***** Task material

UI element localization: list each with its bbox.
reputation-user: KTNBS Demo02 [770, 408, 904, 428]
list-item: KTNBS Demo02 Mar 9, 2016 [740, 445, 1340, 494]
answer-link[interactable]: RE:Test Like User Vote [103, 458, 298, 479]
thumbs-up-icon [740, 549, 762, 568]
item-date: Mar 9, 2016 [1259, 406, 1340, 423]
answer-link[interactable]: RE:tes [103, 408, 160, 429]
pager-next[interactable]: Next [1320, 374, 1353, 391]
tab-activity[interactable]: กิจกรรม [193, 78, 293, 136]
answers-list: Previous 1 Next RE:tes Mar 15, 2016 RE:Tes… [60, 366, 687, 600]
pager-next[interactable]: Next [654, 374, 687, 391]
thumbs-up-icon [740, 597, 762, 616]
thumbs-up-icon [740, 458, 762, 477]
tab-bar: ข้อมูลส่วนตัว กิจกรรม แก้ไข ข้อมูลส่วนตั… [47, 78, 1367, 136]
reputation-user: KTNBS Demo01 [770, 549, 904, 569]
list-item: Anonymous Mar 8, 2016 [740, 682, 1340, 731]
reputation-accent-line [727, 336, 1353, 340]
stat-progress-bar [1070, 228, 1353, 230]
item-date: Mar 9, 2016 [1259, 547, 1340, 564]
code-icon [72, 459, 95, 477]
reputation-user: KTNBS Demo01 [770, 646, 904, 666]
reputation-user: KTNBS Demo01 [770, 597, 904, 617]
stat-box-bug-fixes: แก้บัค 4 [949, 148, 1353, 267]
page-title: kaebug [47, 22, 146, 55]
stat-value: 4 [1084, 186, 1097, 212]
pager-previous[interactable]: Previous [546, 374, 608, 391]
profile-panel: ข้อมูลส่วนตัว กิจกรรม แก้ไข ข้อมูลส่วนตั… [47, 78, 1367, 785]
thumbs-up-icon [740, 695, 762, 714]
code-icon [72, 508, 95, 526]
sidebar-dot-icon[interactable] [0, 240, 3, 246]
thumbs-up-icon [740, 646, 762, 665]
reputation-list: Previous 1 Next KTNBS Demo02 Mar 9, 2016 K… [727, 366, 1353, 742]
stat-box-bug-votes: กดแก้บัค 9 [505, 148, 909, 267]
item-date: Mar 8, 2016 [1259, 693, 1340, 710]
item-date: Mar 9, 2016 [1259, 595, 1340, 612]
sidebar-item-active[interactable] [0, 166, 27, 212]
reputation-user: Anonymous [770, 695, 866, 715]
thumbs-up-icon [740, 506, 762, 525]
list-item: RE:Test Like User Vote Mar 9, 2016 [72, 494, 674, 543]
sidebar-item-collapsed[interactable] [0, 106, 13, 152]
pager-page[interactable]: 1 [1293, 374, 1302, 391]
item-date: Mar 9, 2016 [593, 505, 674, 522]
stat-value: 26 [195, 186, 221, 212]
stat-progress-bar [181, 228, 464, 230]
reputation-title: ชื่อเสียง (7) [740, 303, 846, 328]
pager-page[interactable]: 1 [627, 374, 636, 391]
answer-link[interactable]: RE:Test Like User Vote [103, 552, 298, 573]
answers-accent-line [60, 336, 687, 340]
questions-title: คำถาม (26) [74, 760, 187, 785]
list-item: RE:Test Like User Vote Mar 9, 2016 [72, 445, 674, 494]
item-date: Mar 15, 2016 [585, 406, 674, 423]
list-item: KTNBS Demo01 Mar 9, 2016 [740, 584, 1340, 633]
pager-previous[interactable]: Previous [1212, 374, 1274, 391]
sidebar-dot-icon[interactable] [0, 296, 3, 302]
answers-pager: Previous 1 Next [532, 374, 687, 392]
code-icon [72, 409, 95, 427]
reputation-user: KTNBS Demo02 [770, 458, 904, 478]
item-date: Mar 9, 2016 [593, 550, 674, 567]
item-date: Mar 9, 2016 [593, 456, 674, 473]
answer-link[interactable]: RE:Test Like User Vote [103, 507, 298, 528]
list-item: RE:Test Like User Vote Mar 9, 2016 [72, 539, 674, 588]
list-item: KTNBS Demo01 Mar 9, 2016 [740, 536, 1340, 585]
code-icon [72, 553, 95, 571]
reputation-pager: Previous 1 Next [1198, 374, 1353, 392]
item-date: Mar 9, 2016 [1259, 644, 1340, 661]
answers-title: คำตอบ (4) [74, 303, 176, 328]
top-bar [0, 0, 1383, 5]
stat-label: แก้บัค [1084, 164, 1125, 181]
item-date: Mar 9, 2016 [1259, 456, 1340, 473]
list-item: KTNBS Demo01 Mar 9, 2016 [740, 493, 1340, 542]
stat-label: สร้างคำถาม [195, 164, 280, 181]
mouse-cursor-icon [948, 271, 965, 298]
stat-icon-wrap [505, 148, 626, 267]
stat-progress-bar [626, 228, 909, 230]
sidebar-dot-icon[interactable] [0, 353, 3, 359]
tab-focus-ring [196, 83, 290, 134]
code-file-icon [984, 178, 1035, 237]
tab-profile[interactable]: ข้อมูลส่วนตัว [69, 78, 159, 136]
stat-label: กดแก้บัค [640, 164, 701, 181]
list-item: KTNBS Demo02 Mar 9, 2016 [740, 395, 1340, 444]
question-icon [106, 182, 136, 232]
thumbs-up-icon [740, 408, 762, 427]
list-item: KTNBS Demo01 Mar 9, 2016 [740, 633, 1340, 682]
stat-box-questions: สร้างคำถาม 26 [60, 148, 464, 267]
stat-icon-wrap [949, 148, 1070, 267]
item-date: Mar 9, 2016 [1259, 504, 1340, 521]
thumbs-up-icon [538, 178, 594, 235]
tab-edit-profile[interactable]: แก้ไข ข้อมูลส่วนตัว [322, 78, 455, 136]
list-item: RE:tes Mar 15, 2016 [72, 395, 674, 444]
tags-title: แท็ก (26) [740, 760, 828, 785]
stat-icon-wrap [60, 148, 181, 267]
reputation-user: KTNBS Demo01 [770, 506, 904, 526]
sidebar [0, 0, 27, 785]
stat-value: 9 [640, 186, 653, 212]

**********

Copy these lines word for word, with no changes.

UI element localization: list each with its bbox.
reputation-user: KTNBS Demo02 [770, 408, 904, 428]
list-item: KTNBS Demo02 Mar 9, 2016 [740, 445, 1340, 494]
answer-link[interactable]: RE:Test Like User Vote [103, 458, 298, 479]
thumbs-up-icon [740, 549, 762, 568]
item-date: Mar 9, 2016 [1259, 406, 1340, 423]
answer-link[interactable]: RE:tes [103, 408, 160, 429]
pager-next[interactable]: Next [1320, 374, 1353, 391]
tab-activity[interactable]: กิจกรรม [193, 78, 293, 136]
answers-list: Previous 1 Next RE:tes Mar 15, 2016 RE:Tes… [60, 366, 687, 600]
pager-next[interactable]: Next [654, 374, 687, 391]
thumbs-up-icon [740, 597, 762, 616]
thumbs-up-icon [740, 458, 762, 477]
tab-bar: ข้อมูลส่วนตัว กิจกรรม แก้ไข ข้อมูลส่วนตั… [47, 78, 1367, 136]
reputation-user: KTNBS Demo01 [770, 549, 904, 569]
list-item: Anonymous Mar 8, 2016 [740, 682, 1340, 731]
reputation-accent-line [727, 336, 1353, 340]
stat-progress-bar [1070, 228, 1353, 230]
item-date: Mar 9, 2016 [1259, 547, 1340, 564]
code-icon [72, 459, 95, 477]
reputation-user: KTNBS Demo01 [770, 646, 904, 666]
reputation-user: KTNBS Demo01 [770, 597, 904, 617]
stat-box-bug-fixes: แก้บัค 4 [949, 148, 1353, 267]
page-title: kaebug [47, 22, 146, 55]
stat-value: 4 [1084, 186, 1097, 212]
pager-previous[interactable]: Previous [546, 374, 608, 391]
profile-panel: ข้อมูลส่วนตัว กิจกรรม แก้ไข ข้อมูลส่วนตั… [47, 78, 1367, 785]
thumbs-up-icon [740, 695, 762, 714]
code-icon [72, 508, 95, 526]
sidebar-dot-icon[interactable] [0, 240, 3, 246]
thumbs-up-icon [740, 646, 762, 665]
reputation-list: Previous 1 Next KTNBS Demo02 Mar 9, 2016 K… [727, 366, 1353, 742]
stat-box-bug-votes: กดแก้บัค 9 [505, 148, 909, 267]
item-date: Mar 8, 2016 [1259, 693, 1340, 710]
item-date: Mar 9, 2016 [1259, 595, 1340, 612]
sidebar-item-active[interactable] [0, 166, 27, 212]
reputation-user: Anonymous [770, 695, 866, 715]
thumbs-up-icon [740, 506, 762, 525]
list-item: RE:Test Like User Vote Mar 9, 2016 [72, 494, 674, 543]
sidebar-item-collapsed[interactable] [0, 106, 13, 152]
pager-page[interactable]: 1 [1293, 374, 1302, 391]
item-date: Mar 9, 2016 [593, 505, 674, 522]
stat-value: 26 [195, 186, 221, 212]
stat-progress-bar [181, 228, 464, 230]
reputation-title: ชื่อเสียง (7) [740, 303, 846, 328]
pager-page[interactable]: 1 [627, 374, 636, 391]
answer-link[interactable]: RE:Test Like User Vote [103, 552, 298, 573]
answers-accent-line [60, 336, 687, 340]
questions-title: คำถาม (26) [74, 760, 187, 785]
list-item: RE:Test Like User Vote Mar 9, 2016 [72, 445, 674, 494]
item-date: Mar 15, 2016 [585, 406, 674, 423]
list-item: KTNBS Demo01 Mar 9, 2016 [740, 584, 1340, 633]
pager-previous[interactable]: Previous [1212, 374, 1274, 391]
sidebar-dot-icon[interactable] [0, 296, 3, 302]
answers-pager: Previous 1 Next [532, 374, 687, 392]
code-icon [72, 409, 95, 427]
reputation-user: KTNBS Demo02 [770, 458, 904, 478]
item-date: Mar 9, 2016 [593, 550, 674, 567]
item-date: Mar 9, 2016 [593, 456, 674, 473]
answer-link[interactable]: RE:Test Like User Vote [103, 507, 298, 528]
list-item: RE:Test Like User Vote Mar 9, 2016 [72, 539, 674, 588]
list-item: KTNBS Demo01 Mar 9, 2016 [740, 536, 1340, 585]
code-icon [72, 553, 95, 571]
reputation-pager: Previous 1 Next [1198, 374, 1353, 392]
item-date: Mar 9, 2016 [1259, 644, 1340, 661]
answers-title: คำตอบ (4) [74, 303, 176, 328]
top-bar [0, 0, 1383, 5]
stat-label: แก้บัค [1084, 164, 1125, 181]
item-date: Mar 9, 2016 [1259, 456, 1340, 473]
list-item: KTNBS Demo01 Mar 9, 2016 [740, 493, 1340, 542]
stat-label: สร้างคำถาม [195, 164, 280, 181]
mouse-cursor-icon [948, 271, 965, 298]
stat-icon-wrap [505, 148, 626, 267]
stat-progress-bar [626, 228, 909, 230]
sidebar-dot-icon[interactable] [0, 353, 3, 359]
tab-focus-ring [196, 83, 290, 134]
code-file-icon [984, 178, 1035, 237]
tab-profile[interactable]: ข้อมูลส่วนตัว [69, 78, 159, 136]
stat-label: กดแก้บัค [640, 164, 701, 181]
list-item: KTNBS Demo02 Mar 9, 2016 [740, 395, 1340, 444]
question-icon [106, 182, 136, 232]
thumbs-up-icon [740, 408, 762, 427]
list-item: KTNBS Demo01 Mar 9, 2016 [740, 633, 1340, 682]
stat-box-questions: สร้างคำถาม 26 [60, 148, 464, 267]
stat-icon-wrap [949, 148, 1070, 267]
item-date: Mar 9, 2016 [1259, 504, 1340, 521]
thumbs-up-icon [538, 178, 594, 235]
tab-edit-profile[interactable]: แก้ไข ข้อมูลส่วนตัว [322, 78, 455, 136]
list-item: RE:tes Mar 15, 2016 [72, 395, 674, 444]
tags-title: แท็ก (26) [740, 760, 828, 785]
stat-icon-wrap [60, 148, 181, 267]
reputation-user: KTNBS Demo01 [770, 506, 904, 526]
sidebar [0, 0, 27, 785]
stat-value: 9 [640, 186, 653, 212]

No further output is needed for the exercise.